### Given request
Copy the rows below word for word, leaving out the pictures.

* Start Data for processing *

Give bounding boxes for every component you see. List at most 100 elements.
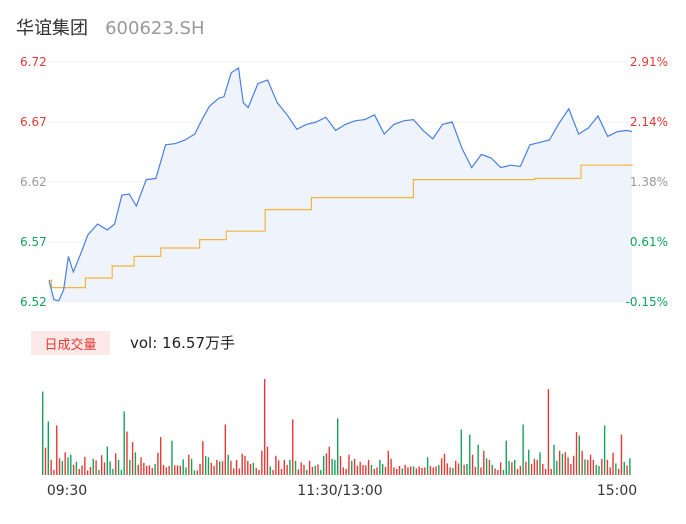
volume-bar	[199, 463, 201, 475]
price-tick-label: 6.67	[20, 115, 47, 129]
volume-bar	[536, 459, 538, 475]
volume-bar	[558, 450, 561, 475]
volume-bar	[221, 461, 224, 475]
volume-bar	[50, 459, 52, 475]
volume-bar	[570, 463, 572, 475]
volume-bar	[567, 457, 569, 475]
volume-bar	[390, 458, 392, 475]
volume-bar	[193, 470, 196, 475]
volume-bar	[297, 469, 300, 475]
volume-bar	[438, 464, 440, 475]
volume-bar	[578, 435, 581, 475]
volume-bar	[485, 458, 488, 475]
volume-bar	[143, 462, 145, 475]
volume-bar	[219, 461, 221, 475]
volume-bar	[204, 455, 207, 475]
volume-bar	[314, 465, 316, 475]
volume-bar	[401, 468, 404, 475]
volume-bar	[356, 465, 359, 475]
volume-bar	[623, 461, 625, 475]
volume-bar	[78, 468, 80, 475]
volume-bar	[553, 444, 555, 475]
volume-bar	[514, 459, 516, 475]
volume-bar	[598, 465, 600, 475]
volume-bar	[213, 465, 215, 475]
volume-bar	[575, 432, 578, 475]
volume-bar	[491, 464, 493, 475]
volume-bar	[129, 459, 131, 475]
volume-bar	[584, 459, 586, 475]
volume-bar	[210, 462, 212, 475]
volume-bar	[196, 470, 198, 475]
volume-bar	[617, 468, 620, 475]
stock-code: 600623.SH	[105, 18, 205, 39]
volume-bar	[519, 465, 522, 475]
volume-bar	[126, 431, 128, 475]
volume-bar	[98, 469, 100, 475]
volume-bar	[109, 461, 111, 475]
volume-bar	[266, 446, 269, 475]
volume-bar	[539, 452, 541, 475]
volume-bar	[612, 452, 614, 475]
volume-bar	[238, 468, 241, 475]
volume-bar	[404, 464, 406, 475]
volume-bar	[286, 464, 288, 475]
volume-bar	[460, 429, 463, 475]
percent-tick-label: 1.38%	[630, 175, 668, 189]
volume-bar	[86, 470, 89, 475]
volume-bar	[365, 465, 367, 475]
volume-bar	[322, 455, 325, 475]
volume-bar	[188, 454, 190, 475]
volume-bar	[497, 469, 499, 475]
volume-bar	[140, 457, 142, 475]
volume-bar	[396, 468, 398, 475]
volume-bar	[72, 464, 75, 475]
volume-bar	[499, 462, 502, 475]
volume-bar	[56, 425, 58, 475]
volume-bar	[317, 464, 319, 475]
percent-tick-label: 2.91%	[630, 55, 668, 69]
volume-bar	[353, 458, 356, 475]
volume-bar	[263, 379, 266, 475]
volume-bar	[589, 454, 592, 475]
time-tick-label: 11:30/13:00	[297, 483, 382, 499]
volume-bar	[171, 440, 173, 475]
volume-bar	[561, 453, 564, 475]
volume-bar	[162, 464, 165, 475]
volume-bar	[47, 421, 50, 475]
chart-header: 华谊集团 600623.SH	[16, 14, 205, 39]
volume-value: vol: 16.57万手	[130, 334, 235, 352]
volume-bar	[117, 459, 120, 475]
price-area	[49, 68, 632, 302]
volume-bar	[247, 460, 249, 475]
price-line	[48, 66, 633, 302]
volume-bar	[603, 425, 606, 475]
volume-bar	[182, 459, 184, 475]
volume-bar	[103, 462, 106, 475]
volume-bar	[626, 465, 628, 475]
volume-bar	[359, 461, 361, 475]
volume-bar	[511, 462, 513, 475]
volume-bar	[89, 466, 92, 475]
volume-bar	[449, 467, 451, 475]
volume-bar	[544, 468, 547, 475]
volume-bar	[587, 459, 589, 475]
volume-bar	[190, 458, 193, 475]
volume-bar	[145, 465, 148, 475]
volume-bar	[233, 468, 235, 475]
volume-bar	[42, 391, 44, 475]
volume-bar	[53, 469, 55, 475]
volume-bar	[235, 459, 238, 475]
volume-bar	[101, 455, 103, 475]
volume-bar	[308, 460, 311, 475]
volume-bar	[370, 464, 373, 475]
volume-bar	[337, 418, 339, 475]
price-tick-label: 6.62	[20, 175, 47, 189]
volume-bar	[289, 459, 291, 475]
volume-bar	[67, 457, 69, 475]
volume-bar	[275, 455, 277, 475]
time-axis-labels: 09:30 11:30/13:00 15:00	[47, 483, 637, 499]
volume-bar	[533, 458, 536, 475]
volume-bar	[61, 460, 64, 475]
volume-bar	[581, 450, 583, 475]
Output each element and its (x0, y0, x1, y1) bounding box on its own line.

* End Data for processing *

### Reply to the task
Give bounding boxes for every component you see. List at most 100 elements.
volume-bar	[199, 463, 201, 475]
price-tick-label: 6.67	[20, 115, 47, 129]
volume-bar	[536, 459, 538, 475]
volume-bar	[558, 450, 561, 475]
volume-bar	[221, 461, 224, 475]
volume-bar	[50, 459, 52, 475]
volume-bar	[570, 463, 572, 475]
volume-bar	[567, 457, 569, 475]
volume-bar	[390, 458, 392, 475]
volume-bar	[193, 470, 196, 475]
volume-bar	[297, 469, 300, 475]
volume-bar	[438, 464, 440, 475]
volume-bar	[578, 435, 581, 475]
volume-bar	[485, 458, 488, 475]
volume-bar	[143, 462, 145, 475]
volume-bar	[219, 461, 221, 475]
volume-bar	[204, 455, 207, 475]
volume-bar	[314, 465, 316, 475]
volume-bar	[401, 468, 404, 475]
volume-bar	[356, 465, 359, 475]
volume-bar	[623, 461, 625, 475]
volume-bar	[78, 468, 80, 475]
volume-bar	[553, 444, 555, 475]
volume-bar	[514, 459, 516, 475]
volume-bar	[598, 465, 600, 475]
volume-bar	[213, 465, 215, 475]
volume-bar	[575, 432, 578, 475]
volume-bar	[491, 464, 493, 475]
volume-bar	[129, 459, 131, 475]
volume-bar	[584, 459, 586, 475]
volume-bar	[210, 462, 212, 475]
volume-bar	[196, 470, 198, 475]
volume-bar	[617, 468, 620, 475]
stock-code: 600623.SH	[105, 18, 205, 39]
volume-bar	[519, 465, 522, 475]
volume-bar	[126, 431, 128, 475]
volume-bar	[98, 469, 100, 475]
volume-bar	[109, 461, 111, 475]
volume-bar	[266, 446, 269, 475]
volume-bar	[539, 452, 541, 475]
volume-bar	[612, 452, 614, 475]
volume-bar	[238, 468, 241, 475]
volume-bar	[404, 464, 406, 475]
volume-bar	[286, 464, 288, 475]
volume-bar	[460, 429, 463, 475]
percent-tick-label: 1.38%	[630, 175, 668, 189]
volume-bar	[86, 470, 89, 475]
volume-bar	[365, 465, 367, 475]
volume-bar	[322, 455, 325, 475]
volume-bar	[188, 454, 190, 475]
volume-bar	[497, 469, 499, 475]
volume-bar	[140, 457, 142, 475]
volume-bar	[396, 468, 398, 475]
volume-bar	[72, 464, 75, 475]
volume-bar	[499, 462, 502, 475]
volume-bar	[56, 425, 58, 475]
volume-bar	[317, 464, 319, 475]
percent-tick-label: 2.91%	[630, 55, 668, 69]
volume-bar	[353, 458, 356, 475]
volume-bar	[263, 379, 266, 475]
volume-bar	[589, 454, 592, 475]
time-tick-label: 11:30/13:00	[297, 483, 382, 499]
volume-bar	[171, 440, 173, 475]
volume-bar	[561, 453, 564, 475]
volume-bar	[162, 464, 165, 475]
volume-bar	[47, 421, 50, 475]
chart-header: 华谊集团 600623.SH	[16, 14, 205, 39]
volume-value: vol: 16.57万手	[130, 334, 235, 352]
volume-bar	[117, 459, 120, 475]
price-area	[49, 68, 632, 302]
volume-bar	[247, 460, 249, 475]
price-line	[48, 66, 633, 302]
volume-bar	[603, 425, 606, 475]
volume-bar	[182, 459, 184, 475]
volume-bar	[103, 462, 106, 475]
volume-bar	[626, 465, 628, 475]
volume-bar	[359, 461, 361, 475]
volume-bar	[511, 462, 513, 475]
volume-bar	[89, 466, 92, 475]
volume-bar	[449, 467, 451, 475]
volume-bar	[544, 468, 547, 475]
volume-bar	[587, 459, 589, 475]
volume-bar	[190, 458, 193, 475]
volume-bar	[145, 465, 148, 475]
volume-bar	[233, 468, 235, 475]
volume-bar	[42, 391, 44, 475]
volume-bar	[53, 469, 55, 475]
volume-bar	[235, 459, 238, 475]
volume-bar	[101, 455, 103, 475]
volume-bar	[308, 460, 311, 475]
volume-bar	[370, 464, 373, 475]
volume-bar	[337, 418, 339, 475]
price-tick-label: 6.62	[20, 175, 47, 189]
volume-bar	[289, 459, 291, 475]
volume-bar	[67, 457, 69, 475]
volume-bar	[275, 455, 277, 475]
time-axis-labels: 09:30 11:30/13:00 15:00	[47, 483, 637, 499]
volume-bar	[533, 458, 536, 475]
volume-bar	[61, 460, 64, 475]
volume-bar	[581, 450, 583, 475]
Output each element and its (x0, y0, x1, y1) bounding box on its own line.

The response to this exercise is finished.